● **Job**
Gather every line from the entries below that includes "image".

(Extracted data entries)
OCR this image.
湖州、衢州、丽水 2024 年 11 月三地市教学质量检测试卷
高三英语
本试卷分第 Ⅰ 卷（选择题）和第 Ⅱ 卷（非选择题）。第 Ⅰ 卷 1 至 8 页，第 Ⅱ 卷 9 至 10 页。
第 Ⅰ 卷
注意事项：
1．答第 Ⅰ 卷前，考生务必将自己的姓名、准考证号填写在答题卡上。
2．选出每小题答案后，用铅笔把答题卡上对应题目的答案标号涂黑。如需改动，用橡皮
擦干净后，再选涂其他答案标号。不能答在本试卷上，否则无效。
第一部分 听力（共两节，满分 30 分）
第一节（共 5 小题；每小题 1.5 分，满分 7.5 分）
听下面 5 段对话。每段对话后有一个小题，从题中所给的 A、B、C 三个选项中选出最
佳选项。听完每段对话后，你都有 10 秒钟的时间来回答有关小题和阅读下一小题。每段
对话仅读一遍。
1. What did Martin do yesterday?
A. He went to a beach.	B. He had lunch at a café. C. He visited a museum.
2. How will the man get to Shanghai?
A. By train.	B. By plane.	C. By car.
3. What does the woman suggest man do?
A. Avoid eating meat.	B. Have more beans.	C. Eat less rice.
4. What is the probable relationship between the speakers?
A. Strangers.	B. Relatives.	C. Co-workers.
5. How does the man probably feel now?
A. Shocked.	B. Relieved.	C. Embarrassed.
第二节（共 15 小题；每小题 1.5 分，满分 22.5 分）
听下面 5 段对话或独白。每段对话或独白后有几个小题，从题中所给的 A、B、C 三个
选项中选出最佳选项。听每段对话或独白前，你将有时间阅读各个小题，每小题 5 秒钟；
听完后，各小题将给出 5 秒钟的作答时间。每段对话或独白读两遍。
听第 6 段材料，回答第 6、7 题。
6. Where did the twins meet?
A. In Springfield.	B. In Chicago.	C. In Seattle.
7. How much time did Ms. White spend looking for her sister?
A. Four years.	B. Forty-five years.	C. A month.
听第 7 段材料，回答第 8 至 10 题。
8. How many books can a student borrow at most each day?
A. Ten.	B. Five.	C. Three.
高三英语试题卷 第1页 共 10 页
...
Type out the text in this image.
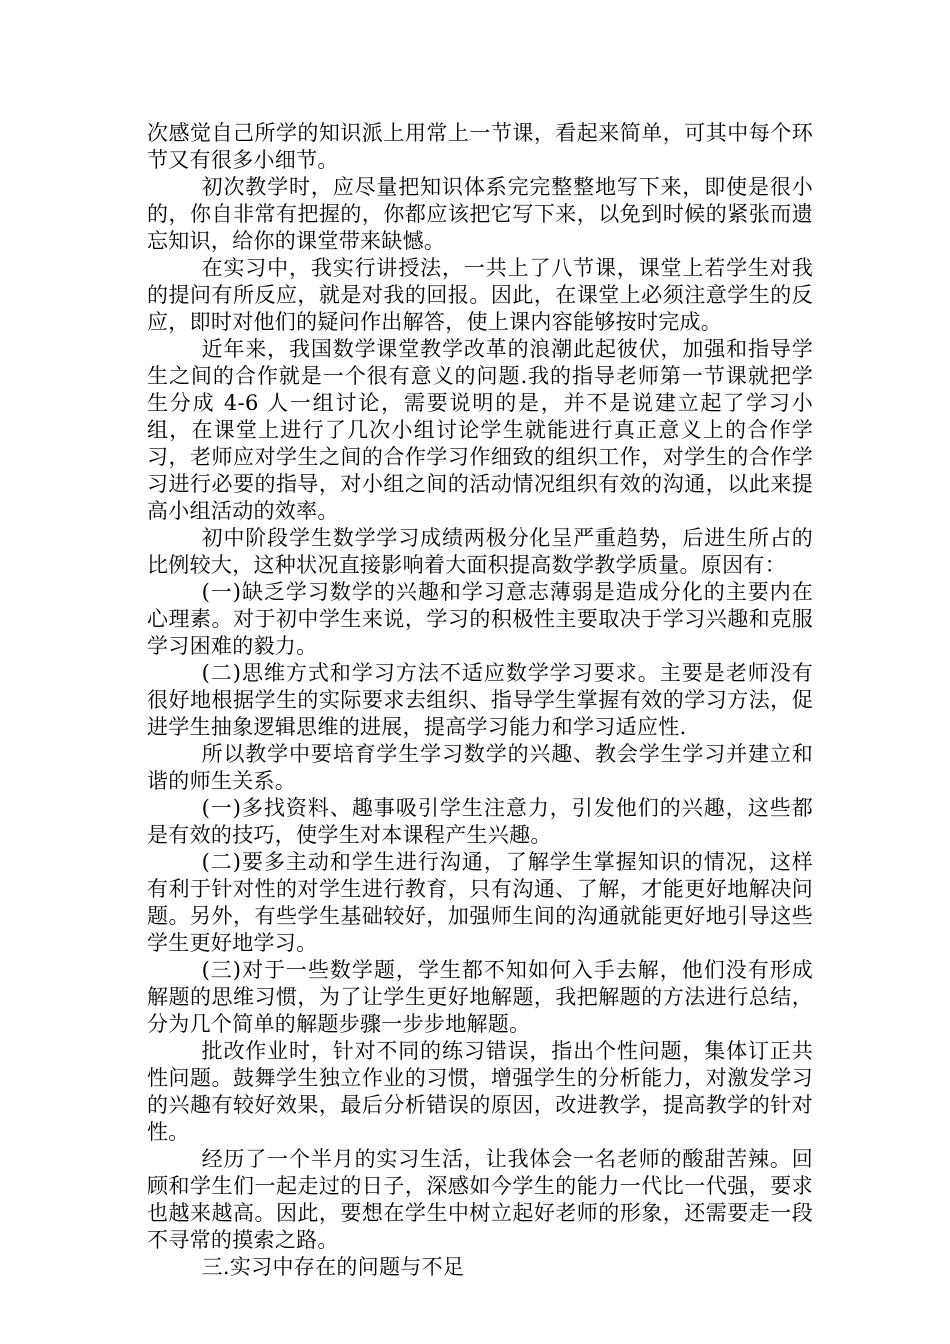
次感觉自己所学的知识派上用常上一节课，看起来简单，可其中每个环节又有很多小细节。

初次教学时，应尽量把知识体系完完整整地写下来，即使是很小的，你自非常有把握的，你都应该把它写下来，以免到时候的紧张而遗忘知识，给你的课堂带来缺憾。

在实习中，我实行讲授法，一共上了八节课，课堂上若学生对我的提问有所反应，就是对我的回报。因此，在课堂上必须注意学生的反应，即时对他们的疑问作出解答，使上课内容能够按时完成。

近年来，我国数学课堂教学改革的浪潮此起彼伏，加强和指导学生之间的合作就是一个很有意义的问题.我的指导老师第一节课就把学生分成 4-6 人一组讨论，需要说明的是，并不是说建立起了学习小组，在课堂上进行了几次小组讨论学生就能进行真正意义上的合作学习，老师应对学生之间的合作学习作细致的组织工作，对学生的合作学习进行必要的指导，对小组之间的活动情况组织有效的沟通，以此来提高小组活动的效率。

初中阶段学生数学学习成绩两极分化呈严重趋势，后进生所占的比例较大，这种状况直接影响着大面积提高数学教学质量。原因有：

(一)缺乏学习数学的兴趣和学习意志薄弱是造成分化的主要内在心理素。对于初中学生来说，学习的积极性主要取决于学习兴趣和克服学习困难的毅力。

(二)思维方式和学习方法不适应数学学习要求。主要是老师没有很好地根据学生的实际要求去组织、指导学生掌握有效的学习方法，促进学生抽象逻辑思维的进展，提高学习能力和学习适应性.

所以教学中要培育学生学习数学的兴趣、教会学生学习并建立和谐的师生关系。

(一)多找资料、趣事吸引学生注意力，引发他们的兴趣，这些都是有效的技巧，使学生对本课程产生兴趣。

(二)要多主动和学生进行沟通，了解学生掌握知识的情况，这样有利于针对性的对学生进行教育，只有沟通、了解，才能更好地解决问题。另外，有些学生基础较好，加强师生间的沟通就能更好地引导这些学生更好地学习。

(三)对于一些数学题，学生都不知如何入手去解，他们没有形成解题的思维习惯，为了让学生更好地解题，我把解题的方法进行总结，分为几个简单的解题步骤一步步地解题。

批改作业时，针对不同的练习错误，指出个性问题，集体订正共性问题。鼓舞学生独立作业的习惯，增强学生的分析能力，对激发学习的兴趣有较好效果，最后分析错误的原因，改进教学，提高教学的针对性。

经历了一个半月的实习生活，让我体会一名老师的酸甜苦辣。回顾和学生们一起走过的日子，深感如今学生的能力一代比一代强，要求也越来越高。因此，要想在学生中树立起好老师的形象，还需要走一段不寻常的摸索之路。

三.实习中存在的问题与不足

● **Result**
OCR this image.
Type out the text in this image.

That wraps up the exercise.